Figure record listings

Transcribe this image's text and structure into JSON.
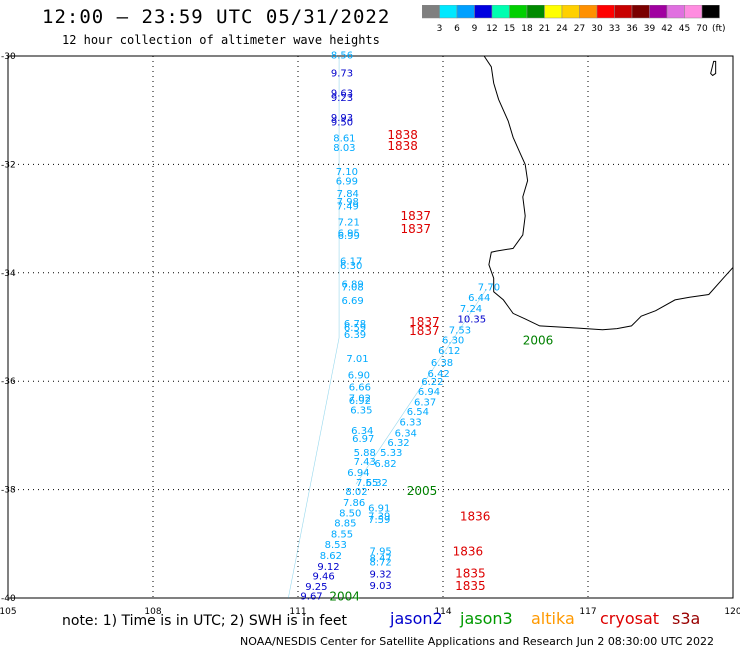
{
  "header": {
    "title": "12:00 – 23:59 UTC 05/31/2022",
    "subtitle": "12 hour collection of altimeter wave heights"
  },
  "colorbar": {
    "labels": [
      "3",
      "6",
      "9",
      "12",
      "15",
      "18",
      "21",
      "24",
      "27",
      "30",
      "33",
      "36",
      "39",
      "42",
      "45",
      "70"
    ],
    "colors": [
      "#7f7f7f",
      "#00e8ff",
      "#00a0ff",
      "#0000e0",
      "#00ffb0",
      "#00d000",
      "#008a00",
      "#ffff00",
      "#ffd000",
      "#ff9000",
      "#ff0000",
      "#c80000",
      "#7a0000",
      "#a000a0",
      "#e070e0",
      "#ff8ce0",
      "#000000"
    ],
    "unit": "(ft)"
  },
  "axes": {
    "lon_ticks": [
      "105",
      "108",
      "111",
      "114",
      "117",
      "120"
    ],
    "lat_ticks": [
      "-30",
      "-32",
      "-34",
      "-36",
      "-38",
      "-40"
    ]
  },
  "track_colors": {
    "jason2": "#0000cc",
    "jason3": "#00aaff",
    "s3a": "#00aaff",
    "time": "#dd0000",
    "green_time": "#008000",
    "s3a_track": "#1caad9"
  },
  "wave_labels": [
    {
      "v": "8.56",
      "lon": 111.68,
      "lat": -30.05,
      "c": "jason3"
    },
    {
      "v": "9.73",
      "lon": 111.68,
      "lat": -30.38,
      "c": "jason2"
    },
    {
      "v": "9.63",
      "lon": 111.68,
      "lat": -30.75,
      "c": "jason2"
    },
    {
      "v": "9.23",
      "lon": 111.68,
      "lat": -30.83,
      "c": "jason2"
    },
    {
      "v": "9.93",
      "lon": 111.68,
      "lat": -31.2,
      "c": "jason2"
    },
    {
      "v": "9.50",
      "lon": 111.68,
      "lat": -31.28,
      "c": "jason2"
    },
    {
      "v": "8.61",
      "lon": 111.73,
      "lat": -31.58,
      "c": "jason3"
    },
    {
      "v": "8.03",
      "lon": 111.73,
      "lat": -31.75,
      "c": "jason3"
    },
    {
      "v": "7.10",
      "lon": 111.78,
      "lat": -32.2,
      "c": "jason3"
    },
    {
      "v": "6.99",
      "lon": 111.78,
      "lat": -32.37,
      "c": "jason3"
    },
    {
      "v": "7.84",
      "lon": 111.8,
      "lat": -32.6,
      "c": "jason3"
    },
    {
      "v": "7.98",
      "lon": 111.8,
      "lat": -32.75,
      "c": "jason3"
    },
    {
      "v": "7.49",
      "lon": 111.8,
      "lat": -32.83,
      "c": "jason3"
    },
    {
      "v": "7.21",
      "lon": 111.82,
      "lat": -33.13,
      "c": "jason3"
    },
    {
      "v": "6.95",
      "lon": 111.82,
      "lat": -33.33,
      "c": "jason3"
    },
    {
      "v": "6.99",
      "lon": 111.82,
      "lat": -33.38,
      "c": "jason3"
    },
    {
      "v": "6.17",
      "lon": 111.87,
      "lat": -33.85,
      "c": "jason3"
    },
    {
      "v": "6.30",
      "lon": 111.87,
      "lat": -33.93,
      "c": "jason3"
    },
    {
      "v": "6.89",
      "lon": 111.9,
      "lat": -34.27,
      "c": "jason3"
    },
    {
      "v": "7.08",
      "lon": 111.9,
      "lat": -34.33,
      "c": "jason3"
    },
    {
      "v": "6.69",
      "lon": 111.9,
      "lat": -34.58,
      "c": "jason3"
    },
    {
      "v": "6.78",
      "lon": 111.95,
      "lat": -35.0,
      "c": "jason3"
    },
    {
      "v": "6.59",
      "lon": 111.95,
      "lat": -35.07,
      "c": "jason3"
    },
    {
      "v": "6.39",
      "lon": 111.95,
      "lat": -35.2,
      "c": "jason3"
    },
    {
      "v": "7.01",
      "lon": 112.0,
      "lat": -35.65,
      "c": "jason3"
    },
    {
      "v": "6.90",
      "lon": 112.03,
      "lat": -35.95,
      "c": "jason3"
    },
    {
      "v": "6.66",
      "lon": 112.05,
      "lat": -36.17,
      "c": "jason3"
    },
    {
      "v": "7.02",
      "lon": 112.05,
      "lat": -36.37,
      "c": "jason3"
    },
    {
      "v": "6.92",
      "lon": 112.05,
      "lat": -36.42,
      "c": "jason3"
    },
    {
      "v": "6.35",
      "lon": 112.08,
      "lat": -36.6,
      "c": "jason3"
    },
    {
      "v": "6.34",
      "lon": 112.1,
      "lat": -36.97,
      "c": "jason3"
    },
    {
      "v": "6.97",
      "lon": 112.12,
      "lat": -37.12,
      "c": "jason3"
    },
    {
      "v": "5.88",
      "lon": 112.15,
      "lat": -37.38,
      "c": "jason3"
    },
    {
      "v": "7.43",
      "lon": 112.15,
      "lat": -37.55,
      "c": "jason3"
    },
    {
      "v": "6.94",
      "lon": 112.02,
      "lat": -37.75,
      "c": "jason3"
    },
    {
      "v": "7.55",
      "lon": 112.2,
      "lat": -37.93,
      "c": "jason3"
    },
    {
      "v": "8.02",
      "lon": 111.98,
      "lat": -38.1,
      "c": "jason3"
    },
    {
      "v": "7.86",
      "lon": 111.93,
      "lat": -38.3,
      "c": "jason3"
    },
    {
      "v": "8.50",
      "lon": 111.85,
      "lat": -38.5,
      "c": "jason3"
    },
    {
      "v": "8.85",
      "lon": 111.75,
      "lat": -38.68,
      "c": "jason3"
    },
    {
      "v": "8.55",
      "lon": 111.68,
      "lat": -38.88,
      "c": "jason3"
    },
    {
      "v": "8.53",
      "lon": 111.55,
      "lat": -39.08,
      "c": "jason3"
    },
    {
      "v": "8.62",
      "lon": 111.45,
      "lat": -39.28,
      "c": "jason3"
    },
    {
      "v": "9.12",
      "lon": 111.4,
      "lat": -39.48,
      "c": "jason2"
    },
    {
      "v": "9.46",
      "lon": 111.3,
      "lat": -39.66,
      "c": "jason2"
    },
    {
      "v": "9.25",
      "lon": 111.15,
      "lat": -39.85,
      "c": "jason2"
    },
    {
      "v": "9.67",
      "lon": 111.05,
      "lat": -40.03,
      "c": "jason2"
    },
    {
      "v": "7.70",
      "lon": 114.72,
      "lat": -34.33,
      "c": "jason3"
    },
    {
      "v": "6.44",
      "lon": 114.52,
      "lat": -34.52,
      "c": "jason3"
    },
    {
      "v": "7.24",
      "lon": 114.35,
      "lat": -34.72,
      "c": "jason3"
    },
    {
      "v": "10.35",
      "lon": 114.3,
      "lat": -34.92,
      "c": "jason2"
    },
    {
      "v": "7.53",
      "lon": 114.12,
      "lat": -35.12,
      "c": "jason3"
    },
    {
      "v": "6.30",
      "lon": 113.98,
      "lat": -35.3,
      "c": "jason3"
    },
    {
      "v": "6.12",
      "lon": 113.9,
      "lat": -35.5,
      "c": "jason3"
    },
    {
      "v": "6.38",
      "lon": 113.75,
      "lat": -35.72,
      "c": "jason3"
    },
    {
      "v": "6.42",
      "lon": 113.68,
      "lat": -35.92,
      "c": "jason3"
    },
    {
      "v": "6.22",
      "lon": 113.55,
      "lat": -36.07,
      "c": "jason3"
    },
    {
      "v": "6.94",
      "lon": 113.48,
      "lat": -36.25,
      "c": "jason3"
    },
    {
      "v": "6.37",
      "lon": 113.4,
      "lat": -36.45,
      "c": "jason3"
    },
    {
      "v": "6.54",
      "lon": 113.25,
      "lat": -36.62,
      "c": "jason3"
    },
    {
      "v": "6.33",
      "lon": 113.1,
      "lat": -36.82,
      "c": "jason3"
    },
    {
      "v": "6.34",
      "lon": 113.0,
      "lat": -37.02,
      "c": "jason3"
    },
    {
      "v": "6.32",
      "lon": 112.85,
      "lat": -37.2,
      "c": "jason3"
    },
    {
      "v": "5.33",
      "lon": 112.7,
      "lat": -37.38,
      "c": "jason3"
    },
    {
      "v": "6.82",
      "lon": 112.58,
      "lat": -37.58,
      "c": "jason3"
    },
    {
      "v": "6.32",
      "lon": 112.4,
      "lat": -37.93,
      "c": "jason3"
    },
    {
      "v": "6.91",
      "lon": 112.45,
      "lat": -38.4,
      "c": "jason3"
    },
    {
      "v": "7.39",
      "lon": 112.45,
      "lat": -38.55,
      "c": "jason3"
    },
    {
      "v": "7.59",
      "lon": 112.45,
      "lat": -38.62,
      "c": "jason3"
    },
    {
      "v": "7.95",
      "lon": 112.48,
      "lat": -39.2,
      "c": "jason3"
    },
    {
      "v": "8.47",
      "lon": 112.48,
      "lat": -39.33,
      "c": "jason3"
    },
    {
      "v": "8.72",
      "lon": 112.48,
      "lat": -39.4,
      "c": "jason3"
    },
    {
      "v": "9.32",
      "lon": 112.48,
      "lat": -39.62,
      "c": "jason2"
    },
    {
      "v": "9.03",
      "lon": 112.48,
      "lat": -39.83,
      "c": "jason2"
    }
  ],
  "time_labels": [
    {
      "v": "1838",
      "lon": 112.85,
      "lat": -31.53,
      "c": "time"
    },
    {
      "v": "1838",
      "lon": 112.85,
      "lat": -31.73,
      "c": "time"
    },
    {
      "v": "1837",
      "lon": 113.12,
      "lat": -33.03,
      "c": "time"
    },
    {
      "v": "1837",
      "lon": 113.12,
      "lat": -33.27,
      "c": "time"
    },
    {
      "v": "1837",
      "lon": 113.3,
      "lat": -34.98,
      "c": "time"
    },
    {
      "v": "1837",
      "lon": 113.3,
      "lat": -35.15,
      "c": "time"
    },
    {
      "v": "2006",
      "lon": 115.65,
      "lat": -35.32,
      "c": "green_time"
    },
    {
      "v": "2005",
      "lon": 113.25,
      "lat": -38.1,
      "c": "green_time"
    },
    {
      "v": "1836",
      "lon": 114.35,
      "lat": -38.57,
      "c": "time"
    },
    {
      "v": "1836",
      "lon": 114.2,
      "lat": -39.22,
      "c": "time"
    },
    {
      "v": "1835",
      "lon": 114.25,
      "lat": -39.62,
      "c": "time"
    },
    {
      "v": "1835",
      "lon": 114.25,
      "lat": -39.85,
      "c": "time"
    },
    {
      "v": "2004",
      "lon": 111.65,
      "lat": -40.05,
      "c": "green_time"
    }
  ],
  "tracks": [
    {
      "name": "s3a-west",
      "from": [
        111.85,
        -30.0
      ],
      "to": [
        111.85,
        -35.2
      ]
    },
    {
      "name": "s3a-west-lower",
      "from": [
        111.85,
        -35.2
      ],
      "to": [
        110.8,
        -40.0
      ]
    },
    {
      "name": "s3a-east",
      "from": [
        114.9,
        -34.3
      ],
      "to": [
        112.2,
        -37.9
      ]
    }
  ],
  "note": "note:  1) Time is in UTC;  2) SWH is in feet",
  "satellites": [
    {
      "name": "jason2",
      "color": "#0000cc"
    },
    {
      "name": "jason3",
      "color": "#009900"
    },
    {
      "name": "altika",
      "color": "#ff9900"
    },
    {
      "name": "cryosat",
      "color": "#dd0000"
    },
    {
      "name": "s3a",
      "color": "#990000"
    }
  ],
  "footer": "NOAA/NESDIS Center for Satellite Applications and Research    Jun  2 08:30:00 UTC 2022"
}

STATED EXERCISE. Copy every line above in which the string "name" shows up.

FINAL RESULT.
      "name": "s3a-west",
      "name": "s3a-west-lower",
      "name": "s3a-east",
      "name": "jason2",
      "name": "jason3",
      "name": "altika",
      "name": "cryosat",
      "name": "s3a",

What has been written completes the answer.